# [EXERCISE INSTRUCTIONS]
Take each line that has the word "this" and return it.

(Dataset items)
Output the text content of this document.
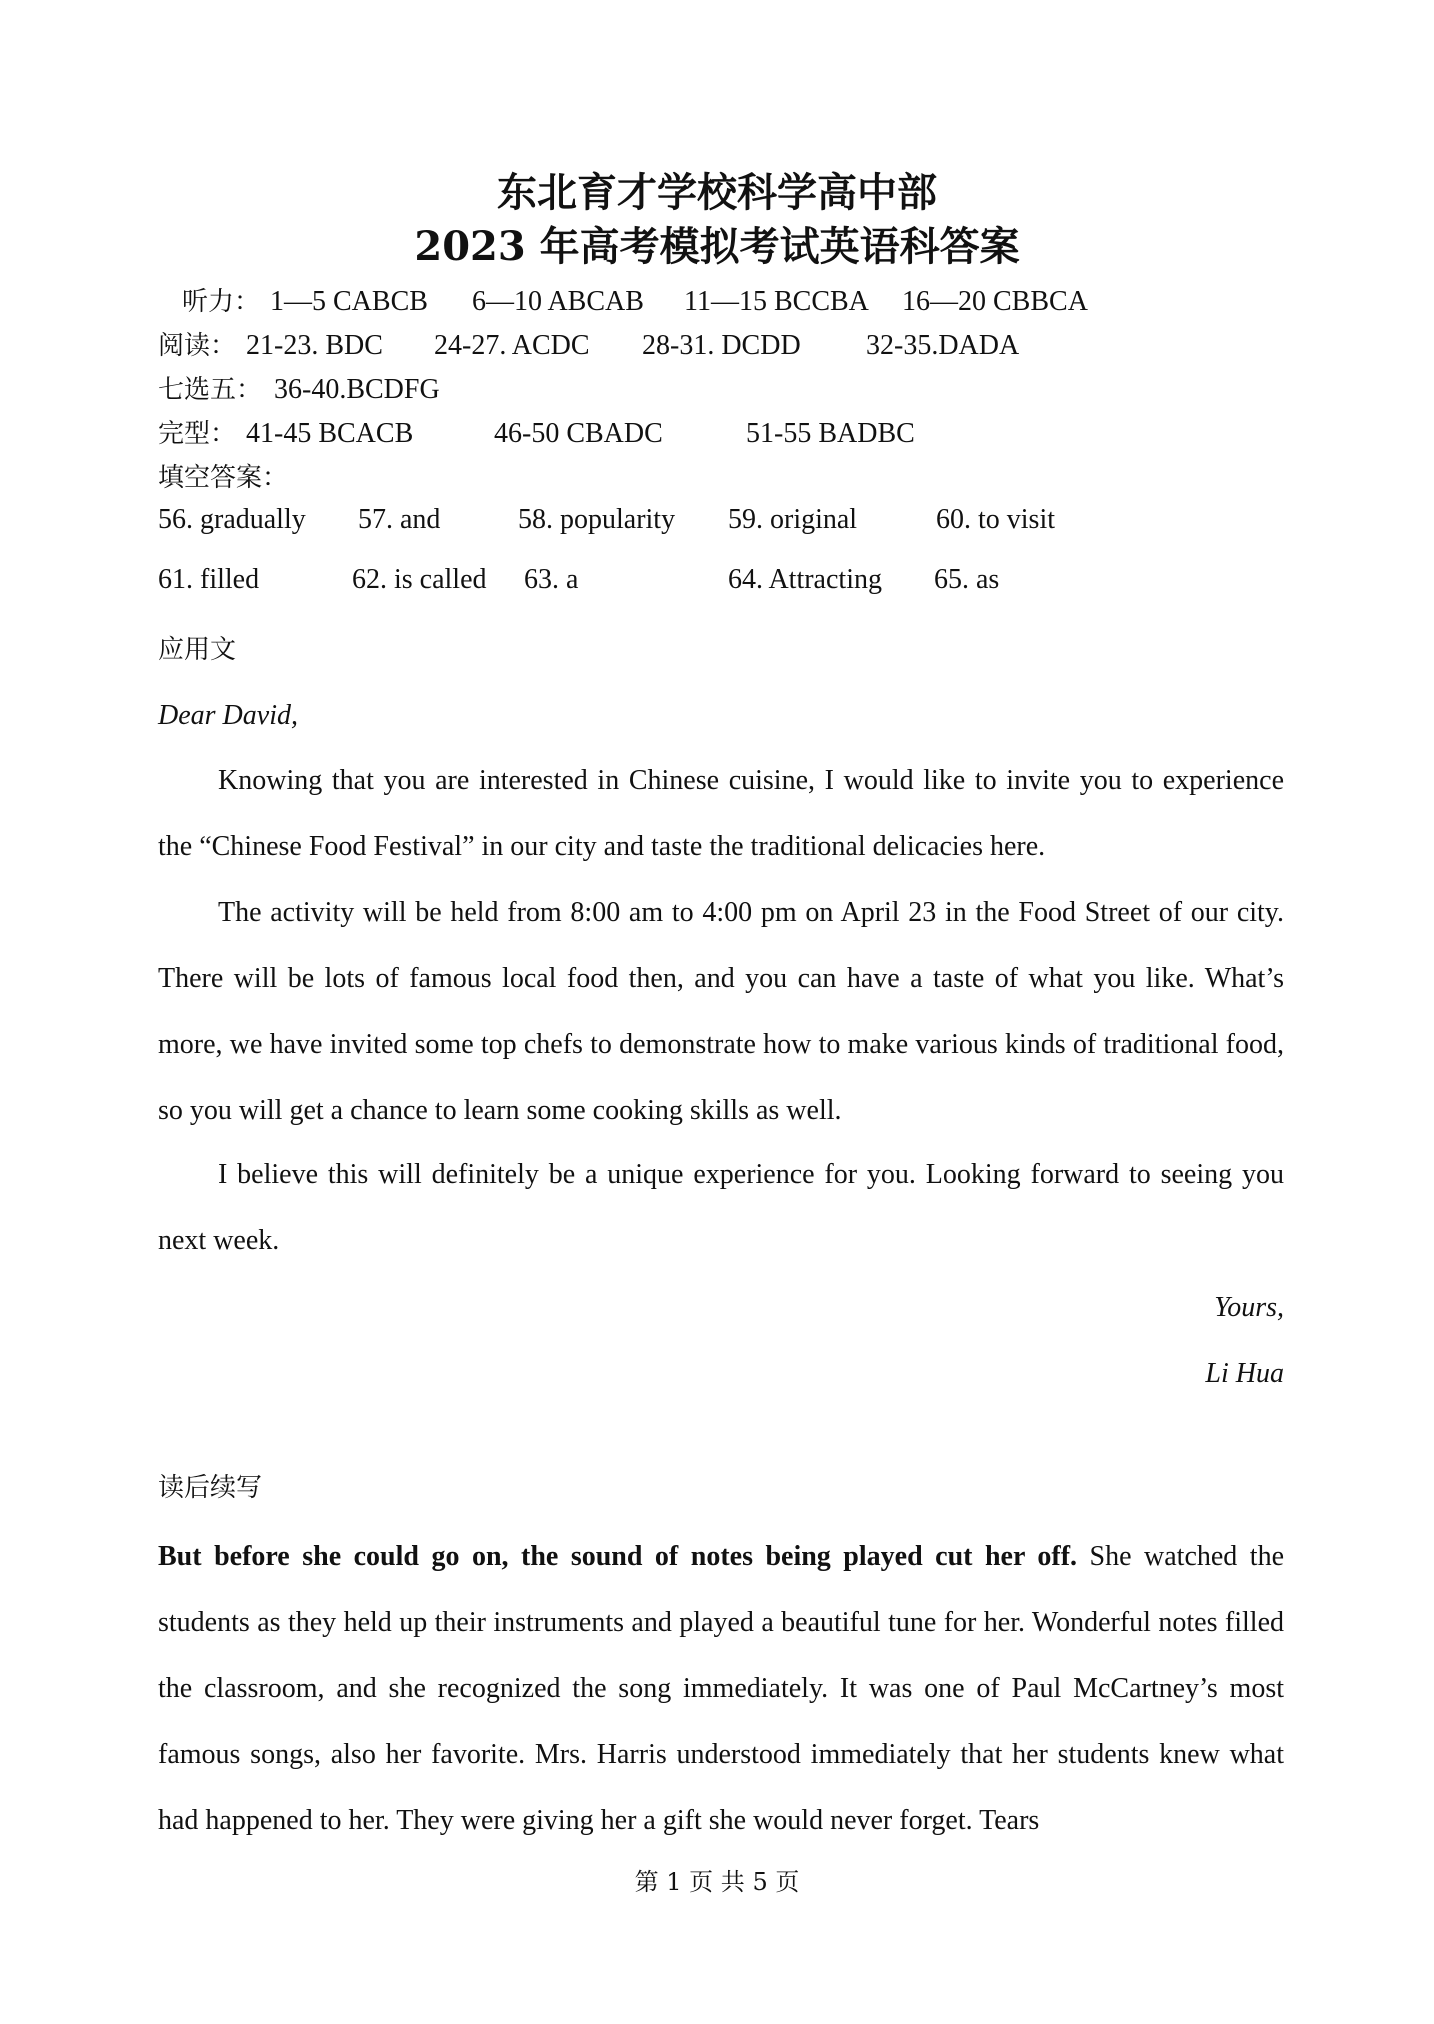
东北育才学校科学高中部
2023 年高考模拟考试英语科答案
听力： 1—5 CABCB 6—10 ABCAB 11—15 BCCBA 16—20 CBBCA
阅读： 21-23. BDC 24-27. ACDC 28-31. DCDD 32-35.DADA
七选五： 36-40.BCDFG
完型： 41-45 BCACB	46-50 CBADC	51-55 BADBC
填空答案：
56. gradually 57. and	58. popularity 59. original	60. to visit
61. filled	62. is called 63. a	64. Attracting 65. as
应用文
Dear David,
Knowing that you are interested in Chinese cuisine, I would like to invite you to experience the “Chinese Food Festival” in our city and taste the traditional delicacies here.
The activity will be held from 8:00 am to 4:00 pm on April 23 in the Food Street of our city. There will be lots of famous local food then, and you can have a taste of what you like. What’s more, we have invited some top chefs to demonstrate how to make various kinds of traditional food, so you will get a chance to learn some cooking skills as well.
I believe this will definitely be a unique experience for you. Looking forward to seeing you next week.
Yours,
Li Hua
读后续写
But before she could go on, the sound of notes being played cut her off. She watched the students as they held up their instruments and played a beautiful tune for her. Wonderful notes filled the classroom, and she recognized the song immediately. It was one of Paul McCartney’s most famous songs, also her favorite. Mrs. Harris understood immediately that her students knew what had happened to her. They were giving her a gift she would never forget. Tears
第 1 页 共 5 页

# [TASK SOLUTION]
Output the text content of this document.
I believe this will definitely be a unique experience for you. Looking forward to seeing you next week.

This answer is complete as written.